STATED TASK -> Please format the lines as a JSON list of strings, one string per line with blank lines left out, starting with the first line below and going on through the line with "annotation-arrow-shape <box>391 262", that line included.
....
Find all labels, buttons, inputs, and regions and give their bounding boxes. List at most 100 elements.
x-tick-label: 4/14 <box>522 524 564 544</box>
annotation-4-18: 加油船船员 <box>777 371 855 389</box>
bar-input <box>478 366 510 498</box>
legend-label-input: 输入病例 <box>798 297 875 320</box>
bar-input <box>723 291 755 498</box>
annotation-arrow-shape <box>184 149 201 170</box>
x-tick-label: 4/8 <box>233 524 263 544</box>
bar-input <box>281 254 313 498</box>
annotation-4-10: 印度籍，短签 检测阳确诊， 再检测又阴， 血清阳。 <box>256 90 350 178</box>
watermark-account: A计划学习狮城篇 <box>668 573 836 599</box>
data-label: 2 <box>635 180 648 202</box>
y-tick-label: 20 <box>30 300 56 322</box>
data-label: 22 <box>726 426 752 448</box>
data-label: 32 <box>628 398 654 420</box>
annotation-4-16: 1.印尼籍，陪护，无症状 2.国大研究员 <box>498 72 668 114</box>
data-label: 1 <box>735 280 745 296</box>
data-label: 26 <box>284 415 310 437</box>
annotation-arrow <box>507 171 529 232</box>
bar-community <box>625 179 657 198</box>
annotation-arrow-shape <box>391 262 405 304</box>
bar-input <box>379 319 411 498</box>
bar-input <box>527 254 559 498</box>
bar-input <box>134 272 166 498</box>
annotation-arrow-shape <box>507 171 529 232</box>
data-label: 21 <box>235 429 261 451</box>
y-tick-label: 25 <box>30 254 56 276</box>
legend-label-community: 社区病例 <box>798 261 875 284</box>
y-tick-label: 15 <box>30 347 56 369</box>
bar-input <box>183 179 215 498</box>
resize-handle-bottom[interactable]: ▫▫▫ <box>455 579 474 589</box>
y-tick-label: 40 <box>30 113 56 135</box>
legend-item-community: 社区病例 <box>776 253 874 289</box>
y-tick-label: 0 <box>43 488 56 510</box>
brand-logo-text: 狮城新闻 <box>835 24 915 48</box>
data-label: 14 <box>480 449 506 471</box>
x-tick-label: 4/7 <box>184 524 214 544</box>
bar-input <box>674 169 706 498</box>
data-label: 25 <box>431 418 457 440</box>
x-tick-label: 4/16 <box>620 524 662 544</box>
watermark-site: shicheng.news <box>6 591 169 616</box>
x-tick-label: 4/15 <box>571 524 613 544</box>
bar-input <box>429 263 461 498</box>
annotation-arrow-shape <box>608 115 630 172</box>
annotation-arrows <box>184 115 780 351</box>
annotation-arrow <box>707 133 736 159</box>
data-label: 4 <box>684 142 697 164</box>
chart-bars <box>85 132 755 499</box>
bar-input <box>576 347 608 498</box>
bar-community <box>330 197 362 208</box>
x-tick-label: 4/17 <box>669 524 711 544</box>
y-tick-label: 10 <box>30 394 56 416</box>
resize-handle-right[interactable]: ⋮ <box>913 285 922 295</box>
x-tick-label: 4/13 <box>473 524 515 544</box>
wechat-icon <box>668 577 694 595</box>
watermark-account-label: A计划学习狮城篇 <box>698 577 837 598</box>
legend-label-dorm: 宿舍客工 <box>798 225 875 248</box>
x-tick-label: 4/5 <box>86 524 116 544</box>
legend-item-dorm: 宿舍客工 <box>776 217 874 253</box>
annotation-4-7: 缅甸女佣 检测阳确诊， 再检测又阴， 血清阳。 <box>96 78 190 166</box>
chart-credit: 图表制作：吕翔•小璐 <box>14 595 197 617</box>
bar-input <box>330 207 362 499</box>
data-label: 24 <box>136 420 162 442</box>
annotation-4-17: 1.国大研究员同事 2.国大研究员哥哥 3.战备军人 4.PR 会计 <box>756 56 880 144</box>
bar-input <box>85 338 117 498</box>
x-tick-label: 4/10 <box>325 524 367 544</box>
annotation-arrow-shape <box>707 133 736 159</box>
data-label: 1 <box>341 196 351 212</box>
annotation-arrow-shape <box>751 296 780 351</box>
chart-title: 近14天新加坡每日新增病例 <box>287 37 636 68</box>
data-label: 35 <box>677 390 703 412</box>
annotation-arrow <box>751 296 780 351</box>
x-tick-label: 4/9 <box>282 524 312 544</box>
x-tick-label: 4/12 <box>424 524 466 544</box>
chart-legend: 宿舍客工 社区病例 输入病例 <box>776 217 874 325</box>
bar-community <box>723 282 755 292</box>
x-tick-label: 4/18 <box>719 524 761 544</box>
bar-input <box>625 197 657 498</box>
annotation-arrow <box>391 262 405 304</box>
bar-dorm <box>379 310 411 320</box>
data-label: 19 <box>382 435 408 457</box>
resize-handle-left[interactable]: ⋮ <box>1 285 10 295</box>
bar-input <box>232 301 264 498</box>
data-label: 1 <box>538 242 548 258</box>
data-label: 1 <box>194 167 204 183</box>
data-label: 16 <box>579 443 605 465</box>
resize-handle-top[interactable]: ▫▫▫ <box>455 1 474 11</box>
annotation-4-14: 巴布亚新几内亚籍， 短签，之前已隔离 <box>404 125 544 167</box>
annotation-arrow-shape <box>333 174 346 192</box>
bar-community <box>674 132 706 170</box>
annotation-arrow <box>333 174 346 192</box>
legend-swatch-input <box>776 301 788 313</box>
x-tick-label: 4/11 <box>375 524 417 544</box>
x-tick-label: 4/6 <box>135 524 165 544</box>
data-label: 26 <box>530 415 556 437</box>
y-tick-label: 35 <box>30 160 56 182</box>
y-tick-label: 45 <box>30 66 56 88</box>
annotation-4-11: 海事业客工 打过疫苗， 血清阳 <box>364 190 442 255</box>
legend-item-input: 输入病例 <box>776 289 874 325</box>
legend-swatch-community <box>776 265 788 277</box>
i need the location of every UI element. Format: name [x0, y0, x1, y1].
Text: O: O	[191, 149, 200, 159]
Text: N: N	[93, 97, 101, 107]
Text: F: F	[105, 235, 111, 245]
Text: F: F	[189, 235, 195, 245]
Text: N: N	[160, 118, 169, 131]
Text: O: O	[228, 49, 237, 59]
....
OUTPUT OF THE TASK ->
[
  "Find all labels, buttons, inputs, and regions and give their bounding boxes. List at most 100 elements.",
  "x-tick-label: 4/14 <box>522 524 564 544</box>",
  "annotation-4-18: 加油船船员 <box>777 371 855 389</box>",
  "bar-input <box>478 366 510 498</box>",
  "legend-label-input: 输入病例 <box>798 297 875 320</box>",
  "bar-input <box>723 291 755 498</box>",
  "annotation-arrow-shape <box>184 149 201 170</box>",
  "x-tick-label: 4/8 <box>233 524 263 544</box>",
  "bar-input <box>281 254 313 498</box>",
  "annotation-4-10: 印度籍，短签 检测阳确诊， 再检测又阴， 血清阳。 <box>256 90 350 178</box>",
  "watermark-account: A计划学习狮城篇 <box>668 573 836 599</box>",
  "data-label: 2 <box>635 180 648 202</box>",
  "y-tick-label: 20 <box>30 300 56 322</box>",
  "data-label: 22 <box>726 426 752 448</box>",
  "data-label: 32 <box>628 398 654 420</box>",
  "annotation-4-16: 1.印尼籍，陪护，无症状 2.国大研究员 <box>498 72 668 114</box>",
  "data-label: 1 <box>735 280 745 296</box>",
  "data-label: 26 <box>284 415 310 437</box>",
  "annotation-arrow <box>507 171 529 232</box>",
  "bar-community <box>625 179 657 198</box>",
  "annotation-arrow-shape <box>391 262 405 304</box>"
]